__Task__: Search the material below for the string "fill" and list each line that holds it.

__Provided information__:
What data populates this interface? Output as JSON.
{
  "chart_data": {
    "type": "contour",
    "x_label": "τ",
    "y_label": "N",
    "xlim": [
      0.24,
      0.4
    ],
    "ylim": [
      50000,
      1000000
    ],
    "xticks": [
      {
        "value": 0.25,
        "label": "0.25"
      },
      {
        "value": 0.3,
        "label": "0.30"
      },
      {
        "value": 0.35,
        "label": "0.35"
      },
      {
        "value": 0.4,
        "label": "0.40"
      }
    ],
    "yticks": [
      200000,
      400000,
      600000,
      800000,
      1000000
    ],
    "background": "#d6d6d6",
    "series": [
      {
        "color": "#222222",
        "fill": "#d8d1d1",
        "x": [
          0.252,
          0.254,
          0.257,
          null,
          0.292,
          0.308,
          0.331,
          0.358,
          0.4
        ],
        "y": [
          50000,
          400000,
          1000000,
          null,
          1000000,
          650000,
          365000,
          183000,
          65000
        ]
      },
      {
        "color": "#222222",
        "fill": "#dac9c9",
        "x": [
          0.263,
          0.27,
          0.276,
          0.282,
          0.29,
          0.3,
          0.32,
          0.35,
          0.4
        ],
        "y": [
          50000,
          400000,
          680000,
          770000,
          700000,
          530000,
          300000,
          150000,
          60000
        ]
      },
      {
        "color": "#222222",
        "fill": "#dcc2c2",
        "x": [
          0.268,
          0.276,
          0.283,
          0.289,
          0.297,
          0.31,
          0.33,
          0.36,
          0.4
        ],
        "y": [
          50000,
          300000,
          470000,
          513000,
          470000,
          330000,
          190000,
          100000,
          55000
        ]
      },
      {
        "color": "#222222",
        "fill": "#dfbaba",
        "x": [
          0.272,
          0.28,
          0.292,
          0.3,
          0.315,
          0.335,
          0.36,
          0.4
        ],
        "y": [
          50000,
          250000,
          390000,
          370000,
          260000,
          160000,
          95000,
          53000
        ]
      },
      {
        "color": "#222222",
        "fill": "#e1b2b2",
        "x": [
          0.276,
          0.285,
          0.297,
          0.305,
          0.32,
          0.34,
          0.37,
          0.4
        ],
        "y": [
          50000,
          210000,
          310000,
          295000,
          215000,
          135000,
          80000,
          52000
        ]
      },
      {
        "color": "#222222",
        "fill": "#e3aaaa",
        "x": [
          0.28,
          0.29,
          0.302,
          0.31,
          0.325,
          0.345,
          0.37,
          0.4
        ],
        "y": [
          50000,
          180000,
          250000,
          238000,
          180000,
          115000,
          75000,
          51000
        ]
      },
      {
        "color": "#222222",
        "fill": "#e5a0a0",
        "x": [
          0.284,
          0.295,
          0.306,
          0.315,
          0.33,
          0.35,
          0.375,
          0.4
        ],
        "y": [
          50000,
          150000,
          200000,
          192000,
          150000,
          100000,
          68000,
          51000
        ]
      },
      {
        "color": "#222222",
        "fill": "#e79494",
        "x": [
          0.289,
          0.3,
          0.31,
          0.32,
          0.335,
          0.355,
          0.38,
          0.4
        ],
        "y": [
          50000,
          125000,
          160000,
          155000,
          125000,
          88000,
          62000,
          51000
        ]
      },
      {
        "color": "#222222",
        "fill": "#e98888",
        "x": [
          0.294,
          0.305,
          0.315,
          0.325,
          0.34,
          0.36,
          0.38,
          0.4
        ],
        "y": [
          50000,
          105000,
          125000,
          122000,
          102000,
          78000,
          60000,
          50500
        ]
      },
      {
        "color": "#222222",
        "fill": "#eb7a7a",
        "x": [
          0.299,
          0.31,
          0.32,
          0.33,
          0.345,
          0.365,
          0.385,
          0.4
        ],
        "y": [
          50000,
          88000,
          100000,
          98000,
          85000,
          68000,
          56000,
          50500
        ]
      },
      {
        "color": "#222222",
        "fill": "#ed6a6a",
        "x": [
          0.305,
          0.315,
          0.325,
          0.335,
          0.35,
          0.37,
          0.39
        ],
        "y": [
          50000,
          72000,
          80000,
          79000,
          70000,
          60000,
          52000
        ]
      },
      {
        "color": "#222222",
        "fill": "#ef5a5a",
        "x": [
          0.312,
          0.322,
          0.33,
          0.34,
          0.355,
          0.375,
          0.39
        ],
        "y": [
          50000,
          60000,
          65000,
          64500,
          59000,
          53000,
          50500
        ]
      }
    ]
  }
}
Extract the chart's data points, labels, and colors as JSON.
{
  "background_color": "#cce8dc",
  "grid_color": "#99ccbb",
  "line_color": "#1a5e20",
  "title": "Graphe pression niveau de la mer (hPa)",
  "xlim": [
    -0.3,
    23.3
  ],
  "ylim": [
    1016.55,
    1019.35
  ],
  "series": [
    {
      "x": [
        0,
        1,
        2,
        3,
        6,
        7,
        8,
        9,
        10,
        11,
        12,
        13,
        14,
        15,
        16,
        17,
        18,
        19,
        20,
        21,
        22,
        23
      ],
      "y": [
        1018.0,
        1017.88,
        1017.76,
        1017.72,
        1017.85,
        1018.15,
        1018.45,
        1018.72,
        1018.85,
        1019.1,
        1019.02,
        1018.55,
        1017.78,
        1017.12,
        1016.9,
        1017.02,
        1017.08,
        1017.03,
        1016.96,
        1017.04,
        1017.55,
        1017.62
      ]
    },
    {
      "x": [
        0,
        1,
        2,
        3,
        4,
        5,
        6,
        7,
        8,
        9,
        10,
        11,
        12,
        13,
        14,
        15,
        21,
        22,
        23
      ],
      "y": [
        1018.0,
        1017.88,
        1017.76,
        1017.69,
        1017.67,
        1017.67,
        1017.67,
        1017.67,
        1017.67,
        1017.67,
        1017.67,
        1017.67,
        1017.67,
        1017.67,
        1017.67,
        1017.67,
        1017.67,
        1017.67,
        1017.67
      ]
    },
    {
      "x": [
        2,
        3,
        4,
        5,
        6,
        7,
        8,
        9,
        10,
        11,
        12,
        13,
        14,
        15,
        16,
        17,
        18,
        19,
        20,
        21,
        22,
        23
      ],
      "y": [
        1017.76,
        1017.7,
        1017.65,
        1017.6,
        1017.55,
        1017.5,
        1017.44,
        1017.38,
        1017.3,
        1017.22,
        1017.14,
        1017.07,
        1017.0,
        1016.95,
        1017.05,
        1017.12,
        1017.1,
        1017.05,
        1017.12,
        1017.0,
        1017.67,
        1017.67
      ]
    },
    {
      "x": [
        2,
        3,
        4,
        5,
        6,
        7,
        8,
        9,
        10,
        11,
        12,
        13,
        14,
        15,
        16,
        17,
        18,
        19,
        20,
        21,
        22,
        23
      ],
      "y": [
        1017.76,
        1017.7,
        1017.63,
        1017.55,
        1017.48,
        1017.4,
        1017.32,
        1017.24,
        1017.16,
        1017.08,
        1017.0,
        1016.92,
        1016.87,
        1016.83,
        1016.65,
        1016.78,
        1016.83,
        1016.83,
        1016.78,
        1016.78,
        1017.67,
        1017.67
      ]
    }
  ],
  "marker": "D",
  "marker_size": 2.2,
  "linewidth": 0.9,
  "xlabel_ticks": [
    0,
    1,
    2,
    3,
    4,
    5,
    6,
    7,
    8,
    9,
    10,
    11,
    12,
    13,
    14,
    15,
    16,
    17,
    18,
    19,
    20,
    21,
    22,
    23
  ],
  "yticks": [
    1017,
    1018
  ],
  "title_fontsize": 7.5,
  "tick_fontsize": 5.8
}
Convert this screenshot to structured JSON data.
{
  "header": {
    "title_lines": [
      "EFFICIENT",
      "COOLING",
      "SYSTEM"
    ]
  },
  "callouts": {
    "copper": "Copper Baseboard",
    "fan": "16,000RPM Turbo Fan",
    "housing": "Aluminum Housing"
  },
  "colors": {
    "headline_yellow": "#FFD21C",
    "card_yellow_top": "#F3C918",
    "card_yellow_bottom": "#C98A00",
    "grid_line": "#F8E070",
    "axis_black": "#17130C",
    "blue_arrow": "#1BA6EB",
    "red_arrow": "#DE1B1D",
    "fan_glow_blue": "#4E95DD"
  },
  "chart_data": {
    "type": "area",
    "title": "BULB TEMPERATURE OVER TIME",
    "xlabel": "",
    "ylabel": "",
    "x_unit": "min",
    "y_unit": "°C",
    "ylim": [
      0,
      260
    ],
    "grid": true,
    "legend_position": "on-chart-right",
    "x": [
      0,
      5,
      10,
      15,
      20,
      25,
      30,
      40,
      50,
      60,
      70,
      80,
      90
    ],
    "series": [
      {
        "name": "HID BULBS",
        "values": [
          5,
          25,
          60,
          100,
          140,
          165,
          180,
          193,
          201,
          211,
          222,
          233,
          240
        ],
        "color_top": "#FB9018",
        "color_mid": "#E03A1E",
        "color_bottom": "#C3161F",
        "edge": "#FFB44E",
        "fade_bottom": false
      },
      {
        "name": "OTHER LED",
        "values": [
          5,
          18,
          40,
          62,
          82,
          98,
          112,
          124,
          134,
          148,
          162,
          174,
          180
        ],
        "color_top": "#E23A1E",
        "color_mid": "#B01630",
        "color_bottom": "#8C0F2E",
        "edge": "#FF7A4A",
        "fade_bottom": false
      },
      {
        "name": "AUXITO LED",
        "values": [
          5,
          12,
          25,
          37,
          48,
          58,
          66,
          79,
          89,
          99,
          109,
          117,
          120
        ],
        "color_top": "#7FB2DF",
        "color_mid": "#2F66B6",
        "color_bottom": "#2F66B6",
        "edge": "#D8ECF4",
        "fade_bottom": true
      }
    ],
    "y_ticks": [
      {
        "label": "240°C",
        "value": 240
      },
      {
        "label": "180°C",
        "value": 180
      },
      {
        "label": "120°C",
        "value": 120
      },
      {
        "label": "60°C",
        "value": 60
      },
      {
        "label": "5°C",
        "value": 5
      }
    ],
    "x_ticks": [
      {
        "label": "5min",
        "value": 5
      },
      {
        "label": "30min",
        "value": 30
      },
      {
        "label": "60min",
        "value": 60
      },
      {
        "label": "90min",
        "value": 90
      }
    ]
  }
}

__In response__:
        "fill": "#d8d1d1",
        "fill": "#dac9c9",
        "fill": "#dcc2c2",
        "fill": "#dfbaba",
        "fill": "#e1b2b2",
        "fill": "#e3aaaa",
        "fill": "#e5a0a0",
        "fill": "#e79494",
        "fill": "#e98888",
        "fill": "#eb7a7a",
        "fill": "#ed6a6a",
        "fill": "#ef5a5a",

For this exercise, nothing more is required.